* _EXERCISE GOAL_:
All of the listing below must be repeated word for word. Pictures are the only thing to omit.

* _ENTRIES PROVIDED_:
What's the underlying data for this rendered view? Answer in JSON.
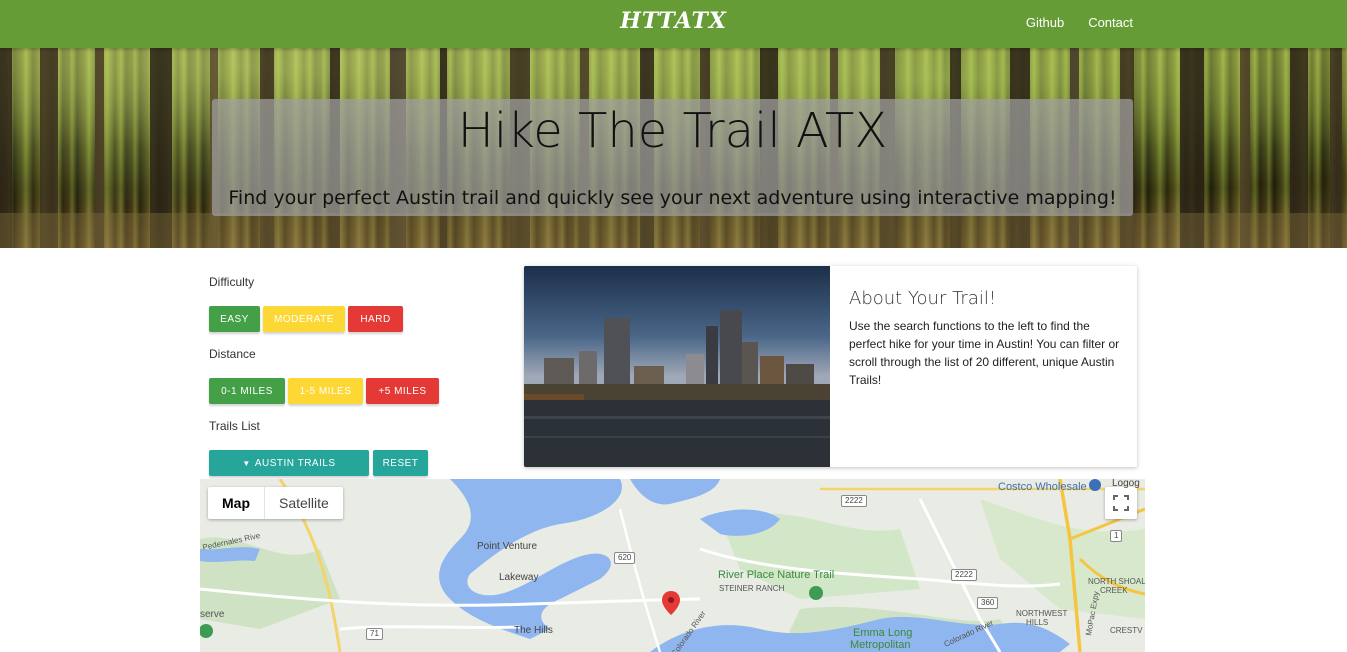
{
  "nav": {
    "brand": "HTTATX",
    "links": [
      "Github",
      "Contact"
    ]
  },
  "hero": {
    "title": "Hike The Trail ATX",
    "subtitle": "Find your perfect Austin trail and quickly see your next adventure using interactive mapping!"
  },
  "filters": {
    "difficulty_label": "Difficulty",
    "difficulty_buttons": [
      "EASY",
      "MODERATE",
      "HARD"
    ],
    "distance_label": "Distance",
    "distance_buttons": [
      "0-1 MILES",
      "1-5 MILES",
      "+5 MILES"
    ],
    "trails_label": "Trails List",
    "trails_dropdown": "AUSTIN TRAILS",
    "reset_label": "RESET"
  },
  "card": {
    "title": "About Your Trail!",
    "body": "Use the search functions to the left to find the perfect hike for your time in Austin! You can filter or scroll through the list of 20 different, unique Austin Trails!"
  },
  "map": {
    "type_options": [
      "Map",
      "Satellite"
    ],
    "selected_type": "Map",
    "labels": {
      "costco": "Costco Wholesale",
      "logo": "Logog",
      "point_venture": "Point Venture",
      "lakeway": "Lakeway",
      "river_place": "River Place Nature Trail",
      "steiner": "STEINER RANCH",
      "the_hills": "The Hills",
      "emma_long_1": "Emma Long",
      "emma_long_2": "Metropolitan",
      "north_shoal_1": "NORTH SHOAL",
      "north_shoal_2": "CREEK",
      "northwest_1": "NORTHWEST",
      "northwest_2": "HILLS",
      "crestv": "CRESTV",
      "pedernales": "Pedernales Rive",
      "serve": "serve",
      "colorado_1": "Colorado River",
      "colorado_2": "Colorado River",
      "mopac": "MoPac Expy"
    },
    "shields": [
      "2222",
      "620",
      "2222",
      "360",
      "71",
      "1"
    ]
  },
  "colors": {
    "nav": "#659c35",
    "easy": "#43a047",
    "moderate": "#fdd835",
    "hard": "#e53935",
    "teal": "#26a69a",
    "marker": "#e53935"
  }
}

* _ANSWER TO THE TASK_:
What's the underlying data for this rendered view? Answer in JSON.
{
  "nav": {
    "brand": "HTTATX",
    "links": [
      "Github",
      "Contact"
    ]
  },
  "hero": {
    "title": "Hike The Trail ATX",
    "subtitle": "Find your perfect Austin trail and quickly see your next adventure using interactive mapping!"
  },
  "filters": {
    "difficulty_label": "Difficulty",
    "difficulty_buttons": [
      "EASY",
      "MODERATE",
      "HARD"
    ],
    "distance_label": "Distance",
    "distance_buttons": [
      "0-1 MILES",
      "1-5 MILES",
      "+5 MILES"
    ],
    "trails_label": "Trails List",
    "trails_dropdown": "AUSTIN TRAILS",
    "reset_label": "RESET"
  },
  "card": {
    "title": "About Your Trail!",
    "body": "Use the search functions to the left to find the perfect hike for your time in Austin! You can filter or scroll through the list of 20 different, unique Austin Trails!"
  },
  "map": {
    "type_options": [
      "Map",
      "Satellite"
    ],
    "selected_type": "Map",
    "labels": {
      "costco": "Costco Wholesale",
      "logo": "Logog",
      "point_venture": "Point Venture",
      "lakeway": "Lakeway",
      "river_place": "River Place Nature Trail",
      "steiner": "STEINER RANCH",
      "the_hills": "The Hills",
      "emma_long_1": "Emma Long",
      "emma_long_2": "Metropolitan",
      "north_shoal_1": "NORTH SHOAL",
      "north_shoal_2": "CREEK",
      "northwest_1": "NORTHWEST",
      "northwest_2": "HILLS",
      "crestv": "CRESTV",
      "pedernales": "Pedernales Rive",
      "serve": "serve",
      "colorado_1": "Colorado River",
      "colorado_2": "Colorado River",
      "mopac": "MoPac Expy"
    },
    "shields": [
      "2222",
      "620",
      "2222",
      "360",
      "71",
      "1"
    ]
  },
  "colors": {
    "nav": "#659c35",
    "easy": "#43a047",
    "moderate": "#fdd835",
    "hard": "#e53935",
    "teal": "#26a69a",
    "marker": "#e53935"
  }
}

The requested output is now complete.